Те или иные частные проявления такого политико-идеологического противоборства очень характерны потому, что за ними стоят истинные стремления либералов и сторонников национальных интересов. Неслучайно, что среди сторонников глобализации и либералов в России откровенно много тех, кто готов «избавить» Россию от статуса великой державы и найти (или признать) её политические ошибки в прошлом.

Например, в отношении плана Маршалла или других видов «безвозмездной» помощи Запада.

Не секрет, что среди политиков и учёных в России таких представителей очень много. Парадокс заключается в том, что эти представители – политики и учёные – одновременно выступают фактически против защиты национальных интересов и системы национальных ценностей. На самом деле они не хотят признавать, что эта «эгоизация» произошла потому, что на протяжении нескольких десятилетий национальные и социальные интересы открыто, цинично и небескорыстно игнорировались правящими элитами ведущих государств мира при фактической поддержке сторонников либерально-глобальной политики в России, которым удалось в итоге создать комфортную для себя финансово-экономическую и военно-политическую среду и другие глобальные системы.

### Записи
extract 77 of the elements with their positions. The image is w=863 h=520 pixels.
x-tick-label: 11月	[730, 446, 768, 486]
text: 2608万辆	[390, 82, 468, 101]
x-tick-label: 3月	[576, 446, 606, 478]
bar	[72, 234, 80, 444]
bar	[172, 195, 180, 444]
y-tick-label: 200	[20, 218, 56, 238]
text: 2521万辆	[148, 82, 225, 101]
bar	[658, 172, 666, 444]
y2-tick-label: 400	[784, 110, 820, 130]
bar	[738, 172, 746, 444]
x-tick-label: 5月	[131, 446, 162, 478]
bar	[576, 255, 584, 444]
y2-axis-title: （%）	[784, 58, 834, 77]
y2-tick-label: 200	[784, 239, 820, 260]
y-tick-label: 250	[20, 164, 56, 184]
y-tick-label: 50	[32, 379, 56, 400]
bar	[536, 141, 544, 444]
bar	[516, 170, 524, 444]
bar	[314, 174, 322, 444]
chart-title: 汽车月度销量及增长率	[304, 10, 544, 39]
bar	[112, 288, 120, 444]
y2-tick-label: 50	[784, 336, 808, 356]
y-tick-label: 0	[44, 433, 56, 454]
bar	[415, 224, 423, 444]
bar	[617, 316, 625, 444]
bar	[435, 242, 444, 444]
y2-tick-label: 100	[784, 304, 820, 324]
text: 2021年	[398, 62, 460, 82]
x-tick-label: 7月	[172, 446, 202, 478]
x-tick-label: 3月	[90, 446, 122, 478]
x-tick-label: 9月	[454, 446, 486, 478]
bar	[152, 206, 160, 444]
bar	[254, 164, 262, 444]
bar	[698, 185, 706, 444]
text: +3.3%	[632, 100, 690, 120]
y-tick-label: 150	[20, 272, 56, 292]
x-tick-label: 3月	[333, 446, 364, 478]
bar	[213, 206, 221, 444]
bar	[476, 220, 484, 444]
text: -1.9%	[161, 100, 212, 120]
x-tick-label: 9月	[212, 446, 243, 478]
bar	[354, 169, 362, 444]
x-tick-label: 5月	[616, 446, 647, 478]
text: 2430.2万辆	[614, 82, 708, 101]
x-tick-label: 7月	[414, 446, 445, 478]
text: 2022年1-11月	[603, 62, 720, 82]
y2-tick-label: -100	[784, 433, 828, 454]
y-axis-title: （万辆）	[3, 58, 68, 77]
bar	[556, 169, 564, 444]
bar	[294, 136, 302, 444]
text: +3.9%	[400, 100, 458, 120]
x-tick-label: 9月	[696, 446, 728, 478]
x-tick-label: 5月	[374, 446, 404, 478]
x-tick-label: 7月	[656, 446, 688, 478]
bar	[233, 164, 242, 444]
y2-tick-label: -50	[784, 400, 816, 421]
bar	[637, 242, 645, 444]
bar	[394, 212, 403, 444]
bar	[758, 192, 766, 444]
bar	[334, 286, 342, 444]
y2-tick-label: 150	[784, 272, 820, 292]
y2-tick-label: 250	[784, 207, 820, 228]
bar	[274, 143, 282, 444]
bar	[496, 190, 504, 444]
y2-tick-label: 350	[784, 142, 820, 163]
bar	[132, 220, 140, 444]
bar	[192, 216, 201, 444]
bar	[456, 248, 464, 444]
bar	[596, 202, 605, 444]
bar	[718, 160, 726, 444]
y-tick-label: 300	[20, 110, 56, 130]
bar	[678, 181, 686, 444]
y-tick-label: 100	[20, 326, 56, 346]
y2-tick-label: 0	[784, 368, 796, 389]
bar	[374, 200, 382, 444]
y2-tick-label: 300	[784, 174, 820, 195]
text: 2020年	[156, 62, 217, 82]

### Задание
Перепечатайте из исходного текста без изменений отрывок, который начинается со слов, содержащих «Например, в отношении», и заканчивается словами «другие глобальные системы.».

### Ответ
Например, в отношении плана Маршалла или других видов «безвозмездной» помощи Запада.

Не секрет, что среди политиков и учёных в России таких представителей очень много. Парадокс заключается в том, что эти представители – политики и учёные – одновременно выступают фактически против защиты национальных интересов и системы национальных ценностей. На самом деле они не хотят признавать, что эта «эгоизация» произошла потому, что на протяжении нескольких десятилетий национальные и социальные интересы открыто, цинично и небескорыстно игнорировались правящими элитами ведущих государств мира при фактической поддержке сторонников либерально-глобальной политики в России, которым удалось в итоге создать комфортную для себя финансово-экономическую и военно-политическую среду и другие глобальные системы.